=== 所给原文 ===
______________________________

研究发现,30%左右的胰腺癌患者具有PD-L1的阳性表达[25]。此外,前期通过基础研究,我们提出HDAC3/STAT3[25]、RB/NF-kB[26]、HAT1/BRD4[27]等信号通路参与促进PD-L1在胰腺癌细胞中的高表达。所以理论上,至少三分之一的胰腺癌患者会对PD-L1抑制剂有较好的临床反应。散在的临床证据表明,PD-1/PD-L1单药治疗几乎对胰腺癌患者无效[28]。基于报道的胰腺癌PD-1/PD-L1单药治疗的临床病例数较少,后期还需大样本的临床证据支持。目前PD-1/PD-L1单药治疗失败的原因主要归咎于胰腺癌的肿瘤微环境中缺乏T细胞浸润。因此,增加T细胞在胰腺癌肿瘤微环境中的比例,例如已有研究报道将IL-6与PD-L1联用可明显抑制小鼠胰腺癌肿瘤生长[29],或许能改善PD-1/PD-L1单药治疗的效果。此外,最近研究发现,PD-1/PD-L1抑制剂联合其他免疫治疗,例如PD-1与galectin-9抗体联用[30],能明显抑制胰腺癌细胞的生长。总之,针对如何增强胰腺癌PD-1/PD-L1抑制剂治疗效果的研究,将是未来胰腺癌研究的热点之一。

2.2 CTLA-4抑制剂

肿瘤细胞能够激活细胞毒性T淋巴细胞抗原4(cytotoxic T-lymphocyte antigen 4,CTLA-4),活化的CTLA-4可以抑制T细胞免疫反应的启动,从而使T细胞活化减少并阻止记忆性T细胞的生成,从而导致肿瘤细胞的免疫逃逸[31]。CTLA-4抑制剂阻断CTLA-4的激活能迅速启动免疫应答,机体的T细胞活化恢复并产生记忆T细胞,从而抑制肿瘤的生长[32]。目前,针对恶性黑色素瘤、肾癌、前列腺癌和肺癌等的CTLA-4抑制剂伊匹单抗(Ipilimumab)和替西木单抗(Tremelimumab)已在临床治疗中取得了令人满意的效果[33]。伊匹单抗是美国FDA批准的首个被应用于黑色素瘤临床治疗的CTLA-4抑制剂,伊匹单抗的应用成功地将转移性黑色素瘤患者的总体生存期延长了10月[34]。鉴于伊匹单抗治疗黑色素瘤的成功,研究者也将其应用于膀胱癌等多种肿瘤中,并发现吉西他滨联合应用伊匹单抗,患者的总缓解率可达69%,1年的总体生存率可达61%[35]。研究者们也发现替西木单抗对于恶性间皮瘤也有较好的疗效,大约52%的患者总体生存期可延长至10.9月[36]。然而,单独使用CTLA-4抑制剂治疗胰腺癌效果不佳。研究发现如果将CTLA-4抑制剂和其他治疗方法联合应用可能会有更大意义,使用CD40/吉西他滨/紫杉醇联合αCTLA-4治疗小鼠胰腺癌模型,发现肿瘤体积明显比单用CD40/吉西他滨/紫杉醇缩小,如果使用CD40/吉西他滨/紫杉醇+CTLA4抑制剂+PD-1抑制剂,可以观察到其肿瘤消退率最高[37]。目前联合使用PD-1抗体和CTLA-4抗体的进一步临床试验仍在进行中。

______________________________

=== 待查材料 ===
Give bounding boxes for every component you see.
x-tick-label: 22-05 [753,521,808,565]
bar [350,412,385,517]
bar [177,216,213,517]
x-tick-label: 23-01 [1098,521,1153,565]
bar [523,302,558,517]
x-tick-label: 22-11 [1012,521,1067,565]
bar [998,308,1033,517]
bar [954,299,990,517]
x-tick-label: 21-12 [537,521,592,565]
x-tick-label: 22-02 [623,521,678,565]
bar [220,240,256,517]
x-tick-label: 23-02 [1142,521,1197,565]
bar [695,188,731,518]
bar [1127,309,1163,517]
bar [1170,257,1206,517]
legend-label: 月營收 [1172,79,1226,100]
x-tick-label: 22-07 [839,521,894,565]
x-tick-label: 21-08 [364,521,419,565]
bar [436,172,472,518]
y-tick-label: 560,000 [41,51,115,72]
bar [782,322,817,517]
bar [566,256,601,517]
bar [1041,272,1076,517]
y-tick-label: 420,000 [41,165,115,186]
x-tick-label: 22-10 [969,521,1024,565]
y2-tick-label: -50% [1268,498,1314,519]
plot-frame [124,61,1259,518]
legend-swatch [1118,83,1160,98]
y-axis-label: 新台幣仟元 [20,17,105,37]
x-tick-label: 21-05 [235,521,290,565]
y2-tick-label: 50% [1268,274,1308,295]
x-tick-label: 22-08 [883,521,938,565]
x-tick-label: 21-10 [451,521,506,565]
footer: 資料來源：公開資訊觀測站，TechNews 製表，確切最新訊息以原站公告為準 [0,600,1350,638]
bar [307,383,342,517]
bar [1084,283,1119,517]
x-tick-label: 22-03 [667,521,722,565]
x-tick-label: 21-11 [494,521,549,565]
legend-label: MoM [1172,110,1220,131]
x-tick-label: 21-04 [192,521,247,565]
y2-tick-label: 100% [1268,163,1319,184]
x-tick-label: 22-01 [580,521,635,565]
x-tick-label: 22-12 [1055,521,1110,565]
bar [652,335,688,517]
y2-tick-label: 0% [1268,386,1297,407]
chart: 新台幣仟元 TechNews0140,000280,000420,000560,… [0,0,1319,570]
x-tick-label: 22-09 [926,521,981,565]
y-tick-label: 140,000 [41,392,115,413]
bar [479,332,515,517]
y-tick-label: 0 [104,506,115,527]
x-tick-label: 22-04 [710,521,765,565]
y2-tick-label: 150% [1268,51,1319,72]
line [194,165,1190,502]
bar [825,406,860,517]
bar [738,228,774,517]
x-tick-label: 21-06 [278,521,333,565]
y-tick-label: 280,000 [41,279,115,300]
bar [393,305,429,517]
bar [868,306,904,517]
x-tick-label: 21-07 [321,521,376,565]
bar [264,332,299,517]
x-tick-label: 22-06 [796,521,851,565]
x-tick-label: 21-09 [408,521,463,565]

______________________________

=== 任务说明 ===
从讲胰腺癌免疫治疗的原文里摘出一段,从“研究发现,30%左右的胰腺癌”开始,到“是未来胰腺癌研究的热点之一。”结束,一字不改地抄下来。

=== 最终答案 ===
研究发现,30%左右的胰腺癌患者具有PD-L1的阳性表达[25]。此外,前期通过基础研究,我们提出HDAC3/STAT3[25]、RB/NF-kB[26]、HAT1/BRD4[27]等信号通路参与促进PD-L1在胰腺癌细胞中的高表达。所以理论上,至少三分之一的胰腺癌患者会对PD-L1抑制剂有较好的临床反应。散在的临床证据表明,PD-1/PD-L1单药治疗几乎对胰腺癌患者无效[28]。基于报道的胰腺癌PD-1/PD-L1单药治疗的临床病例数较少,后期还需大样本的临床证据支持。目前PD-1/PD-L1单药治疗失败的原因主要归咎于胰腺癌的肿瘤微环境中缺乏T细胞浸润。因此,增加T细胞在胰腺癌肿瘤微环境中的比例,例如已有研究报道将IL-6与PD-L1联用可明显抑制小鼠胰腺癌肿瘤生长[29],或许能改善PD-1/PD-L1单药治疗的效果。此外,最近研究发现,PD-1/PD-L1抑制剂联合其他免疫治疗,例如PD-1与galectin-9抗体联用[30],能明显抑制胰腺癌细胞的生长。总之,针对如何增强胰腺癌PD-1/PD-L1抑制剂治疗效果的研究,将是未来胰腺癌研究的热点之一。